▸ Written exercise: Locate the word "batch" in the material, then show every line that holds it.

▸ Dataset:
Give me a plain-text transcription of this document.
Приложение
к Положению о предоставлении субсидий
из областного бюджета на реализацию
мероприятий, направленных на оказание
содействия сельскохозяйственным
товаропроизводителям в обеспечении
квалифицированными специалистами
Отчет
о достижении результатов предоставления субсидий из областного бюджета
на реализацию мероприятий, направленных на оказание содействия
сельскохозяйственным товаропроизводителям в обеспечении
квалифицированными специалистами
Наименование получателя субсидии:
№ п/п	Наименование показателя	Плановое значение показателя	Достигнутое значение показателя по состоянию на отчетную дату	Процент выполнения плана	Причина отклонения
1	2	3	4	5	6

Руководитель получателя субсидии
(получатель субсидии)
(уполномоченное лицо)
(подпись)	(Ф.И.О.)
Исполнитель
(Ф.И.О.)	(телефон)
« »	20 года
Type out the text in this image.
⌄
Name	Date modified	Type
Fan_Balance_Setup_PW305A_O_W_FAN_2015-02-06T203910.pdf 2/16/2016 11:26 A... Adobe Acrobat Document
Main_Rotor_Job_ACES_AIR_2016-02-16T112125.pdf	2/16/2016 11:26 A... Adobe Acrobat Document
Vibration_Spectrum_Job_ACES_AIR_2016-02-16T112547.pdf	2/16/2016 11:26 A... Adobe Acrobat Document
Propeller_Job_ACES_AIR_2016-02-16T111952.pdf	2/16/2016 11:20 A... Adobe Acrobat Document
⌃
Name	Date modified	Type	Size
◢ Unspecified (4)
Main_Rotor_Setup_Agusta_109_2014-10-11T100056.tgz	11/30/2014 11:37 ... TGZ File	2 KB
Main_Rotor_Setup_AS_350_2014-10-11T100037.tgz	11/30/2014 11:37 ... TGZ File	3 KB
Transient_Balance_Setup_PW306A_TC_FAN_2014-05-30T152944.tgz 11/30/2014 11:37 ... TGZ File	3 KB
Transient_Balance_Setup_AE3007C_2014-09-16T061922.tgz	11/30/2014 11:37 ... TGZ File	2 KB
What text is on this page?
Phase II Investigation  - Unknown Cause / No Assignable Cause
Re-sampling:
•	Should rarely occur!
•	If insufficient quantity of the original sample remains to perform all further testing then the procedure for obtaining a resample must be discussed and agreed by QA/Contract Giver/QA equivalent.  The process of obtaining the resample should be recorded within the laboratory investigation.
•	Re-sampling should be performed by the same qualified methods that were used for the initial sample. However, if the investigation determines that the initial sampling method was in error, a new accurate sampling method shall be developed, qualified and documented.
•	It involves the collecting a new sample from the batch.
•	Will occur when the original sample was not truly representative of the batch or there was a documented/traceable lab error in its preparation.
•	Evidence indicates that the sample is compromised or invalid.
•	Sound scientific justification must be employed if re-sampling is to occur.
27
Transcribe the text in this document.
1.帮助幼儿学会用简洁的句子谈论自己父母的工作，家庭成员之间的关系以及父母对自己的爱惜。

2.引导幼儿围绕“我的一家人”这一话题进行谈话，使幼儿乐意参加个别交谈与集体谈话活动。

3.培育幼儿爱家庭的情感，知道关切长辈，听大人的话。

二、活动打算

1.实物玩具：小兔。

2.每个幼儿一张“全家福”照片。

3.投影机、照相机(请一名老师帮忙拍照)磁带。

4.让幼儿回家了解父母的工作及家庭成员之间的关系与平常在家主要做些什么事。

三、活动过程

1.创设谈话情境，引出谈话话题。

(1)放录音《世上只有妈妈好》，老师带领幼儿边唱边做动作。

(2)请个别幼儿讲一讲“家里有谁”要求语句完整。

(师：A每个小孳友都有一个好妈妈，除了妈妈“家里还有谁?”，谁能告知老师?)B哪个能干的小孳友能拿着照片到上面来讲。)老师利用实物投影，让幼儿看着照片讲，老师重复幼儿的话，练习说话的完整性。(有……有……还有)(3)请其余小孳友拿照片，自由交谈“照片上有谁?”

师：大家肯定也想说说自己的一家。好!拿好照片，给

▸ Expected answer:
•	It involves the collecting a new sample from the batch.
•	Will occur when the original sample was not truly representative of the batch or there was a documented/traceable lab error in its preparation.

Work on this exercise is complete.